Collection entries
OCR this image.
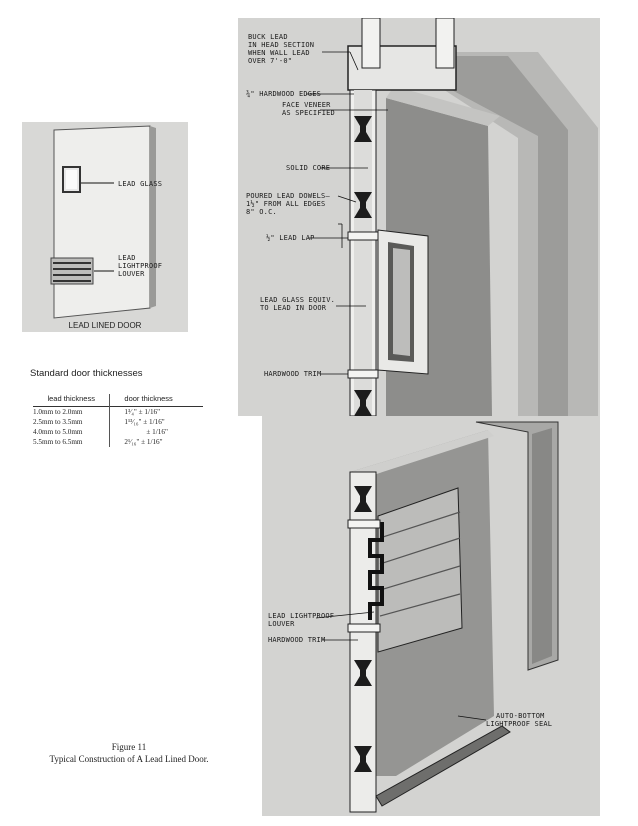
LEAD GLASS
LEAD
LIGHTPROOF
LOUVER
LEAD LINED DOOR
Standard door thicknesses
lead thickness	door thickness
1.0mm to 2.0mm	1³⁄₄" ± 1/16"
2.5mm to 3.5mm	1¹³⁄₁₆" ± 1/16"
4.0mm to 5.0mm	± 1/16"
5.5mm to 6.5mm	2¹⁄₁₆" ± 1/16"
BUCK LEAD
IN HEAD SECTION
WHEN WALL LEAD
OVER 7'-0"
¾" HARDWOOD EDGES
FACE VENEER
AS SPECIFIED
SOLID CORE
POURED LEAD DOWELS—
1½" FROM ALL EDGES
8" O.C.
½" LEAD LAP
LEAD GLASS EQUIV.
TO LEAD IN DOOR
HARDWOOD TRIM
LEAD LIGHTPROOF
LOUVER
HARDWOOD TRIM
AUTO-BOTTOM
LIGHTPROOF SEAL
Figure 11
Typical Construction of A Lead Lined Door.
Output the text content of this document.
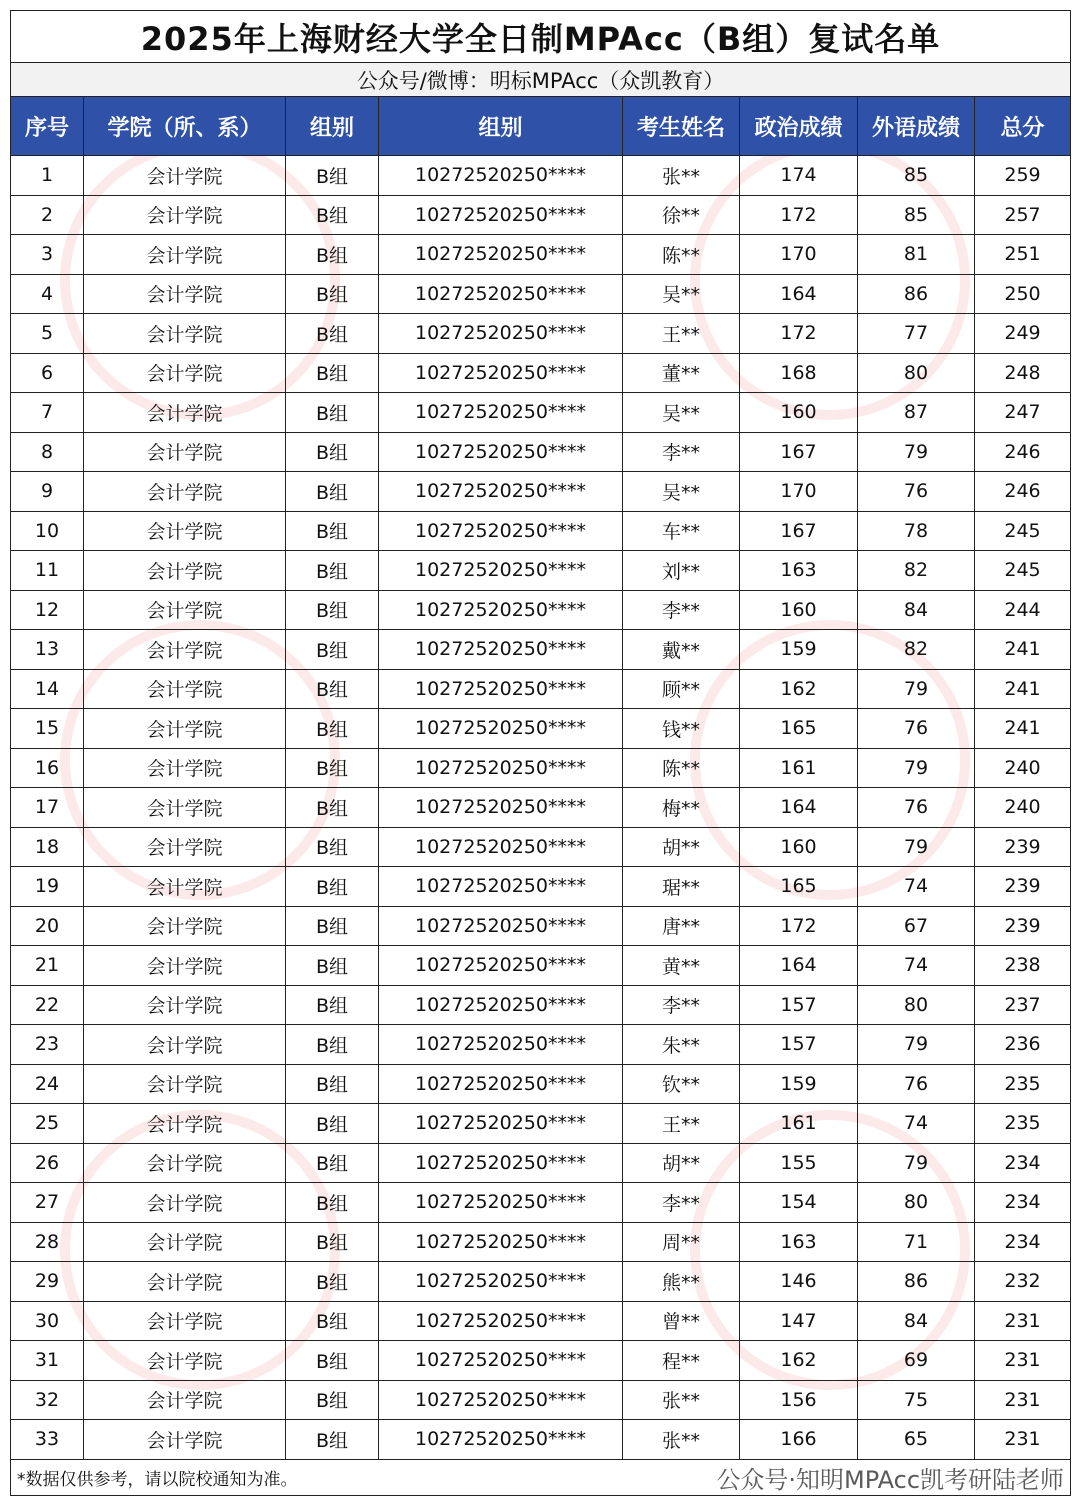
2025年上海财经大学全日制MPAcc（B组）复试名单							
公众号/微博：明标MPAcc（众凯教育）							
序号	学院（所、系）	组别	组别	考生姓名	政治成绩	外语成绩	总分
1	会计学院	B组	10272520250****	张**	174	85	259
2	会计学院	B组	10272520250****	徐**	172	85	257
3	会计学院	B组	10272520250****	陈**	170	81	251
4	会计学院	B组	10272520250****	吴**	164	86	250
5	会计学院	B组	10272520250****	王**	172	77	249
6	会计学院	B组	10272520250****	董**	168	80	248
7	会计学院	B组	10272520250****	吴**	160	87	247
8	会计学院	B组	10272520250****	李**	167	79	246
9	会计学院	B组	10272520250****	吴**	170	76	246
10	会计学院	B组	10272520250****	车**	167	78	245
11	会计学院	B组	10272520250****	刘**	163	82	245
12	会计学院	B组	10272520250****	李**	160	84	244
13	会计学院	B组	10272520250****	戴**	159	82	241
14	会计学院	B组	10272520250****	顾**	162	79	241
15	会计学院	B组	10272520250****	钱**	165	76	241
16	会计学院	B组	10272520250****	陈**	161	79	240
17	会计学院	B组	10272520250****	梅**	164	76	240
18	会计学院	B组	10272520250****	胡**	160	79	239
19	会计学院	B组	10272520250****	琚**	165	74	239
20	会计学院	B组	10272520250****	唐**	172	67	239
21	会计学院	B组	10272520250****	黄**	164	74	238
22	会计学院	B组	10272520250****	李**	157	80	237
23	会计学院	B组	10272520250****	朱**	157	79	236
24	会计学院	B组	10272520250****	钦**	159	76	235
25	会计学院	B组	10272520250****	王**	161	74	235
26	会计学院	B组	10272520250****	胡**	155	79	234
27	会计学院	B组	10272520250****	李**	154	80	234
28	会计学院	B组	10272520250****	周**	163	71	234
29	会计学院	B组	10272520250****	熊**	146	86	232
30	会计学院	B组	10272520250****	曾**	147	84	231
31	会计学院	B组	10272520250****	程**	162	69	231
32	会计学院	B组	10272520250****	张**	156	75	231
33	会计学院	B组	10272520250****	张**	166	65	231

*数据仅供参考，请以院校通知为准。 公众号·知明MPAcc凯考研陆老师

__The task__
Write out the entries above verbatim; the pictures do not belong in your copy.

__Task answer__
OCR this image.
LEAD GLASS
LEAD
LIGHTPROOF
LOUVER
LEAD LINED DOOR
Standard door thicknesses
lead thickness	door thickness
1.0mm to 2.0mm	1³⁄₄" ± 1/16"
2.5mm to 3.5mm	1¹³⁄₁₆" ± 1/16"
4.0mm to 5.0mm	± 1/16"
5.5mm to 6.5mm	2¹⁄₁₆" ± 1/16"
BUCK LEAD
IN HEAD SECTION
WHEN WALL LEAD
OVER 7'-0"
¾" HARDWOOD EDGES
FACE VENEER
AS SPECIFIED
SOLID CORE
POURED LEAD DOWELS—
1½" FROM ALL EDGES
8" O.C.
½" LEAD LAP
LEAD GLASS EQUIV.
TO LEAD IN DOOR
HARDWOOD TRIM
LEAD LIGHTPROOF
LOUVER
HARDWOOD TRIM
AUTO-BOTTOM
LIGHTPROOF SEAL
Figure 11
Typical Construction of A Lead Lined Door.
Output the text content of this document.
2025年上海财经大学全日制MPAcc（B组）复试名单							
公众号/微博：明标MPAcc（众凯教育）							
序号	学院（所、系）	组别	组别	考生姓名	政治成绩	外语成绩	总分
1	会计学院	B组	10272520250****	张**	174	85	259
2	会计学院	B组	10272520250****	徐**	172	85	257
3	会计学院	B组	10272520250****	陈**	170	81	251
4	会计学院	B组	10272520250****	吴**	164	86	250
5	会计学院	B组	10272520250****	王**	172	77	249
6	会计学院	B组	10272520250****	董**	168	80	248
7	会计学院	B组	10272520250****	吴**	160	87	247
8	会计学院	B组	10272520250****	李**	167	79	246
9	会计学院	B组	10272520250****	吴**	170	76	246
10	会计学院	B组	10272520250****	车**	167	78	245
11	会计学院	B组	10272520250****	刘**	163	82	245
12	会计学院	B组	10272520250****	李**	160	84	244
13	会计学院	B组	10272520250****	戴**	159	82	241
14	会计学院	B组	10272520250****	顾**	162	79	241
15	会计学院	B组	10272520250****	钱**	165	76	241
16	会计学院	B组	10272520250****	陈**	161	79	240
17	会计学院	B组	10272520250****	梅**	164	76	240
18	会计学院	B组	10272520250****	胡**	160	79	239
19	会计学院	B组	10272520250****	琚**	165	74	239
20	会计学院	B组	10272520250****	唐**	172	67	239
21	会计学院	B组	10272520250****	黄**	164	74	238
22	会计学院	B组	10272520250****	李**	157	80	237
23	会计学院	B组	10272520250****	朱**	157	79	236
24	会计学院	B组	10272520250****	钦**	159	76	235
25	会计学院	B组	10272520250****	王**	161	74	235
26	会计学院	B组	10272520250****	胡**	155	79	234
27	会计学院	B组	10272520250****	李**	154	80	234
28	会计学院	B组	10272520250****	周**	163	71	234
29	会计学院	B组	10272520250****	熊**	146	86	232
30	会计学院	B组	10272520250****	曾**	147	84	231
31	会计学院	B组	10272520250****	程**	162	69	231
32	会计学院	B组	10272520250****	张**	156	75	231
33	会计学院	B组	10272520250****	张**	166	65	231

*数据仅供参考，请以院校通知为准。 公众号·知明MPAcc凯考研陆老师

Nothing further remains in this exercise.